Write out every entry word for word.

# Exercise input start

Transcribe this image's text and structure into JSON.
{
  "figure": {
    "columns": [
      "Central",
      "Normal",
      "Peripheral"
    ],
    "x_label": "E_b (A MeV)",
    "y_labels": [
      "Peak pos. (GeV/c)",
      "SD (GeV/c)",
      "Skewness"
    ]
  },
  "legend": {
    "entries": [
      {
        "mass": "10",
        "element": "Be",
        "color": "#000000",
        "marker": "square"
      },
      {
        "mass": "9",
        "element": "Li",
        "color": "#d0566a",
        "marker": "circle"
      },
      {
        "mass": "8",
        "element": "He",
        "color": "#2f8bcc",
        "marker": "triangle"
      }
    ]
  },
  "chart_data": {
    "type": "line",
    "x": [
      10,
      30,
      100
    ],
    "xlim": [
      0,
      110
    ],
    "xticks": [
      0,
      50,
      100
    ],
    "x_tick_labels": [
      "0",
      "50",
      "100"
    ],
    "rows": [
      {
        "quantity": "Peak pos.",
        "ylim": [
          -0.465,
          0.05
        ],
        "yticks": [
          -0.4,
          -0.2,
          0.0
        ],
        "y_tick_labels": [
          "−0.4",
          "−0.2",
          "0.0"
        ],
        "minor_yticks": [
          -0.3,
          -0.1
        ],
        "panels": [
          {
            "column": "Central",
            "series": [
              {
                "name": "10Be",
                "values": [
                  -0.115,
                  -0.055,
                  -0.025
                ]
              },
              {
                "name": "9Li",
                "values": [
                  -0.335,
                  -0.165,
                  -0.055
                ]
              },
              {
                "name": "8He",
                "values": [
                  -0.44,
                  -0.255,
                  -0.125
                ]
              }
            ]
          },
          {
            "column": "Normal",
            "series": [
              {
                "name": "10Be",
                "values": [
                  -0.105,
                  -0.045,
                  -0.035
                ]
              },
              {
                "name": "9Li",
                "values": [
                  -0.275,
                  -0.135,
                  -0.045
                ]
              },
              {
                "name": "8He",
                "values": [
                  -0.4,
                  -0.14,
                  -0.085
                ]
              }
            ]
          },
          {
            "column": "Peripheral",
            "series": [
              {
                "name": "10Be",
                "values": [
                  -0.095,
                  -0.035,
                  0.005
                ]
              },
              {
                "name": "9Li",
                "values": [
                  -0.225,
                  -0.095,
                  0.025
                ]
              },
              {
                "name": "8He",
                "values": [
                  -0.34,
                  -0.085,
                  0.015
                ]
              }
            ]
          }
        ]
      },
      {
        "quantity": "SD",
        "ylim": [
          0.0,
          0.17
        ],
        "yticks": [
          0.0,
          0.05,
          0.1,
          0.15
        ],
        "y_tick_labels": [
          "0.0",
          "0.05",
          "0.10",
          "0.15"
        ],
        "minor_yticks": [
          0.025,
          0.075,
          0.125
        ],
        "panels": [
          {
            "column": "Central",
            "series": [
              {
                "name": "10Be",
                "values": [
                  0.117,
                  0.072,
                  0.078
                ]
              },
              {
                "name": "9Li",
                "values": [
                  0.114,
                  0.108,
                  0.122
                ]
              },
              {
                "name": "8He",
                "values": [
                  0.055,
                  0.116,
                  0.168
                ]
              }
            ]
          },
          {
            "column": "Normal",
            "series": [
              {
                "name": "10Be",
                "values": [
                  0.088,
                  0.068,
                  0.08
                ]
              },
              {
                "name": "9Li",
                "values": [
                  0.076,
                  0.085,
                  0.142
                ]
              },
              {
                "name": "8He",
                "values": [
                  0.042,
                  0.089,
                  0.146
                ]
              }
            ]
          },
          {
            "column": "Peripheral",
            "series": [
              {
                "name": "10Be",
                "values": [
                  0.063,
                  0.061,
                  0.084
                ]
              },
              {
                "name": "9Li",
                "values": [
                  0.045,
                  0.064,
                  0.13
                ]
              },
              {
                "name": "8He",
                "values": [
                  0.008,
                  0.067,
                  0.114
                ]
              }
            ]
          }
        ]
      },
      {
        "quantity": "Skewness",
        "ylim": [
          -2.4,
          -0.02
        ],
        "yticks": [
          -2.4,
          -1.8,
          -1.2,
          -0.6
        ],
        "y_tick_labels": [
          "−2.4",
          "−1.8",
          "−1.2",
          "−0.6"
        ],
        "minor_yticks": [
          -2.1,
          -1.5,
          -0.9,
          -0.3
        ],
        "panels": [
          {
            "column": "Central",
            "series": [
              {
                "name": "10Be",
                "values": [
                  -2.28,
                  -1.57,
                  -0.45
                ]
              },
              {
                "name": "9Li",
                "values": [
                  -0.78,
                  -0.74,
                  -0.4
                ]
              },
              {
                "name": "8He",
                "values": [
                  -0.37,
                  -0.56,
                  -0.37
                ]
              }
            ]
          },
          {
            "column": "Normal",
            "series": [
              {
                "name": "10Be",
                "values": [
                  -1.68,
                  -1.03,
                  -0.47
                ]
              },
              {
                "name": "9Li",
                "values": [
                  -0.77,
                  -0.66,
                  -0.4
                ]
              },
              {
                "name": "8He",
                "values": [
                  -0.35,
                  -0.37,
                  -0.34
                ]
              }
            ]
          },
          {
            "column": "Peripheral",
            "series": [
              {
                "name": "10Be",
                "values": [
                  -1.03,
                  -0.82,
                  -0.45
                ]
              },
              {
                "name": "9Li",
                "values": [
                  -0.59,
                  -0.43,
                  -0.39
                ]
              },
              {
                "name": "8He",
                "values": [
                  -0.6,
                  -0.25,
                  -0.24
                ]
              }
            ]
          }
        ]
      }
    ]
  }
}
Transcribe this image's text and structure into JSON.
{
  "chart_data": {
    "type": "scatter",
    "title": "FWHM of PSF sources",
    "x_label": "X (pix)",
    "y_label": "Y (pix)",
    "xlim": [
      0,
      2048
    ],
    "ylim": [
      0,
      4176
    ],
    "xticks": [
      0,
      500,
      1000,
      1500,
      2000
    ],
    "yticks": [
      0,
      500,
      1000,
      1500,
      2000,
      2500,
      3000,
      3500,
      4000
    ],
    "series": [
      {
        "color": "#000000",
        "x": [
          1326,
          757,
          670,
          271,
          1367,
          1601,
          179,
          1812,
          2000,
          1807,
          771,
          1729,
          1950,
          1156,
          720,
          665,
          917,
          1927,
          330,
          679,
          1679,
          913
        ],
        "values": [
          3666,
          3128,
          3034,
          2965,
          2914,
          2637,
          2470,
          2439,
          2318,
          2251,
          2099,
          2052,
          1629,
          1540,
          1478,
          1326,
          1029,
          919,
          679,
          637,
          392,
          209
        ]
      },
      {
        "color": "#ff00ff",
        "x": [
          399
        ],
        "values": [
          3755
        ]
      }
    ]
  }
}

# Exercise input end

▸ **Exercise result**
Transcribe this image's text and structure into JSON.
{
  "figure": {
    "columns": [
      "Central",
      "Normal",
      "Peripheral"
    ],
    "x_label": "E_b (A MeV)",
    "y_labels": [
      "Peak pos. (GeV/c)",
      "SD (GeV/c)",
      "Skewness"
    ]
  },
  "legend": {
    "entries": [
      {
        "mass": "10",
        "element": "Be",
        "color": "#000000",
        "marker": "square"
      },
      {
        "mass": "9",
        "element": "Li",
        "color": "#d0566a",
        "marker": "circle"
      },
      {
        "mass": "8",
        "element": "He",
        "color": "#2f8bcc",
        "marker": "triangle"
      }
    ]
  },
  "chart_data": {
    "type": "line",
    "x": [
      10,
      30,
      100
    ],
    "xlim": [
      0,
      110
    ],
    "xticks": [
      0,
      50,
      100
    ],
    "x_tick_labels": [
      "0",
      "50",
      "100"
    ],
    "rows": [
      {
        "quantity": "Peak pos.",
        "ylim": [
          -0.465,
          0.05
        ],
        "yticks": [
          -0.4,
          -0.2,
          0.0
        ],
        "y_tick_labels": [
          "−0.4",
          "−0.2",
          "0.0"
        ],
        "minor_yticks": [
          -0.3,
          -0.1
        ],
        "panels": [
          {
            "column": "Central",
            "series": [
              {
                "name": "10Be",
                "values": [
                  -0.115,
                  -0.055,
                  -0.025
                ]
              },
              {
                "name": "9Li",
                "values": [
                  -0.335,
                  -0.165,
                  -0.055
                ]
              },
              {
                "name": "8He",
                "values": [
                  -0.44,
                  -0.255,
                  -0.125
                ]
              }
            ]
          },
          {
            "column": "Normal",
            "series": [
              {
                "name": "10Be",
                "values": [
                  -0.105,
                  -0.045,
                  -0.035
                ]
              },
              {
                "name": "9Li",
                "values": [
                  -0.275,
                  -0.135,
                  -0.045
                ]
              },
              {
                "name": "8He",
                "values": [
                  -0.4,
                  -0.14,
                  -0.085
                ]
              }
            ]
          },
          {
            "column": "Peripheral",
            "series": [
              {
                "name": "10Be",
                "values": [
                  -0.095,
                  -0.035,
                  0.005
                ]
              },
              {
                "name": "9Li",
                "values": [
                  -0.225,
                  -0.095,
                  0.025
                ]
              },
              {
                "name": "8He",
                "values": [
                  -0.34,
                  -0.085,
                  0.015
                ]
              }
            ]
          }
        ]
      },
      {
        "quantity": "SD",
        "ylim": [
          0.0,
          0.17
        ],
        "yticks": [
          0.0,
          0.05,
          0.1,
          0.15
        ],
        "y_tick_labels": [
          "0.0",
          "0.05",
          "0.10",
          "0.15"
        ],
        "minor_yticks": [
          0.025,
          0.075,
          0.125
        ],
        "panels": [
          {
            "column": "Central",
            "series": [
              {
                "name": "10Be",
                "values": [
                  0.117,
                  0.072,
                  0.078
                ]
              },
              {
                "name": "9Li",
                "values": [
                  0.114,
                  0.108,
                  0.122
                ]
              },
              {
                "name": "8He",
                "values": [
                  0.055,
                  0.116,
                  0.168
                ]
              }
            ]
          },
          {
            "column": "Normal",
            "series": [
              {
                "name": "10Be",
                "values": [
                  0.088,
                  0.068,
                  0.08
                ]
              },
              {
                "name": "9Li",
                "values": [
                  0.076,
                  0.085,
                  0.142
                ]
              },
              {
                "name": "8He",
                "values": [
                  0.042,
                  0.089,
                  0.146
                ]
              }
            ]
          },
          {
            "column": "Peripheral",
            "series": [
              {
                "name": "10Be",
                "values": [
                  0.063,
                  0.061,
                  0.084
                ]
              },
              {
                "name": "9Li",
                "values": [
                  0.045,
                  0.064,
                  0.13
                ]
              },
              {
                "name": "8He",
                "values": [
                  0.008,
                  0.067,
                  0.114
                ]
              }
            ]
          }
        ]
      },
      {
        "quantity": "Skewness",
        "ylim": [
          -2.4,
          -0.02
        ],
        "yticks": [
          -2.4,
          -1.8,
          -1.2,
          -0.6
        ],
        "y_tick_labels": [
          "−2.4",
          "−1.8",
          "−1.2",
          "−0.6"
        ],
        "minor_yticks": [
          -2.1,
          -1.5,
          -0.9,
          -0.3
        ],
        "panels": [
          {
            "column": "Central",
            "series": [
              {
                "name": "10Be",
                "values": [
                  -2.28,
                  -1.57,
                  -0.45
                ]
              },
              {
                "name": "9Li",
                "values": [
                  -0.78,
                  -0.74,
                  -0.4
                ]
              },
              {
                "name": "8He",
                "values": [
                  -0.37,
                  -0.56,
                  -0.37
                ]
              }
            ]
          },
          {
            "column": "Normal",
            "series": [
              {
                "name": "10Be",
                "values": [
                  -1.68,
                  -1.03,
                  -0.47
                ]
              },
              {
                "name": "9Li",
                "values": [
                  -0.77,
                  -0.66,
                  -0.4
                ]
              },
              {
                "name": "8He",
                "values": [
                  -0.35,
                  -0.37,
                  -0.34
                ]
              }
            ]
          },
          {
            "column": "Peripheral",
            "series": [
              {
                "name": "10Be",
                "values": [
                  -1.03,
                  -0.82,
                  -0.45
                ]
              },
              {
                "name": "9Li",
                "values": [
                  -0.59,
                  -0.43,
                  -0.39
                ]
              },
              {
                "name": "8He",
                "values": [
                  -0.6,
                  -0.25,
                  -0.24
                ]
              }
            ]
          }
        ]
      }
    ]
  }
}
Transcribe this image's text and structure into JSON.
{
  "chart_data": {
    "type": "scatter",
    "title": "FWHM of PSF sources",
    "x_label": "X (pix)",
    "y_label": "Y (pix)",
    "xlim": [
      0,
      2048
    ],
    "ylim": [
      0,
      4176
    ],
    "xticks": [
      0,
      500,
      1000,
      1500,
      2000
    ],
    "yticks": [
      0,
      500,
      1000,
      1500,
      2000,
      2500,
      3000,
      3500,
      4000
    ],
    "series": [
      {
        "color": "#000000",
        "x": [
          1326,
          757,
          670,
          271,
          1367,
          1601,
          179,
          1812,
          2000,
          1807,
          771,
          1729,
          1950,
          1156,
          720,
          665,
          917,
          1927,
          330,
          679,
          1679,
          913
        ],
        "values": [
          3666,
          3128,
          3034,
          2965,
          2914,
          2637,
          2470,
          2439,
          2318,
          2251,
          2099,
          2052,
          1629,
          1540,
          1478,
          1326,
          1029,
          919,
          679,
          637,
          392,
          209
        ]
      },
      {
        "color": "#ff00ff",
        "x": [
          399
        ],
        "values": [
          3755
        ]
      }
    ]
  }
}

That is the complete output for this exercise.